▸ Stored data:
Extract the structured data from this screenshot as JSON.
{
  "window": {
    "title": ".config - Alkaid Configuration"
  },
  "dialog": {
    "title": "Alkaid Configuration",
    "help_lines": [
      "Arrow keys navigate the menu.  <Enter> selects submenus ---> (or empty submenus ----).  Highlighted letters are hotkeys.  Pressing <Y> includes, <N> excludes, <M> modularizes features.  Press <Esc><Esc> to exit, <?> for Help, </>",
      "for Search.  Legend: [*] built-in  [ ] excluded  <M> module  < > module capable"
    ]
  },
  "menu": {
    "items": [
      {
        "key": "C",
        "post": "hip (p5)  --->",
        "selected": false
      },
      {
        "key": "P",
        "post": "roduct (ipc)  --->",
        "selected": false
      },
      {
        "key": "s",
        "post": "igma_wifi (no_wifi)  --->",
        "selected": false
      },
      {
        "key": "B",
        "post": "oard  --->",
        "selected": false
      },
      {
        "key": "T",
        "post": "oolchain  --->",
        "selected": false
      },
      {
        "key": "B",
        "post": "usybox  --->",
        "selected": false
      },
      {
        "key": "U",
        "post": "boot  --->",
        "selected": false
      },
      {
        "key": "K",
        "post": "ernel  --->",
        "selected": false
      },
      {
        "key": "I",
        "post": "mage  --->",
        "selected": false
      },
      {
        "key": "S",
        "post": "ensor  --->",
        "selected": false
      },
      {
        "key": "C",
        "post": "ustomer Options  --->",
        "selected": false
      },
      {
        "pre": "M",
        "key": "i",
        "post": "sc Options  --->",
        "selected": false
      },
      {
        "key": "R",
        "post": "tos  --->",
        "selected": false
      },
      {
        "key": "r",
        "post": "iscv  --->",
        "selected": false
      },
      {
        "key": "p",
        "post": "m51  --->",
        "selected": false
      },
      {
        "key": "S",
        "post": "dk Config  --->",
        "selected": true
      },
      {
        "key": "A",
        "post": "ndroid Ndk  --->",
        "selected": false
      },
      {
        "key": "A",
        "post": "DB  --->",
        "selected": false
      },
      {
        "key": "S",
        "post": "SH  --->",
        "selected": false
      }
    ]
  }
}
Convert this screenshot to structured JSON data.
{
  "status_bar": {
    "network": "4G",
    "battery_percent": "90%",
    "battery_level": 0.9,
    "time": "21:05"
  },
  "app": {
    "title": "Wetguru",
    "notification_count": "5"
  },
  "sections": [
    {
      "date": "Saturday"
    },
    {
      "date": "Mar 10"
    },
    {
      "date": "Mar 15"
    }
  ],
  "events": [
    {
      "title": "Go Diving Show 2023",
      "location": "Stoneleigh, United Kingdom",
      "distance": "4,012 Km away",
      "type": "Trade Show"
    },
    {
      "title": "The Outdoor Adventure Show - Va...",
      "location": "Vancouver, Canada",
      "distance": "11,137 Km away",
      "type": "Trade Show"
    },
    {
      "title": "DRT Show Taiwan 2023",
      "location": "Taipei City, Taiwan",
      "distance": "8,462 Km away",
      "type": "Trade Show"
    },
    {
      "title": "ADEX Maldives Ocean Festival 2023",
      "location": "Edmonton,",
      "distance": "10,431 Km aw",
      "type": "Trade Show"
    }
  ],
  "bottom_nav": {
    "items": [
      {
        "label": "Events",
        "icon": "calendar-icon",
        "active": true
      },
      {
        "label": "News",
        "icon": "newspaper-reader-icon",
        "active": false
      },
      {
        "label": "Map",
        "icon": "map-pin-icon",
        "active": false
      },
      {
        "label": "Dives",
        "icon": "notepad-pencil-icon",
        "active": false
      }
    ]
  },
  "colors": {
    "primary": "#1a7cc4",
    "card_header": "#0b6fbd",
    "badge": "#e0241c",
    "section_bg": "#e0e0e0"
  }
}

▸ WHAT TO WORK ON: Copy each line holding the word "Options" from the listing above.

▸ ANSWER TO THIS PROBLEM:
        "post": "ustomer Options  --->",
        "post": "sc Options  --->",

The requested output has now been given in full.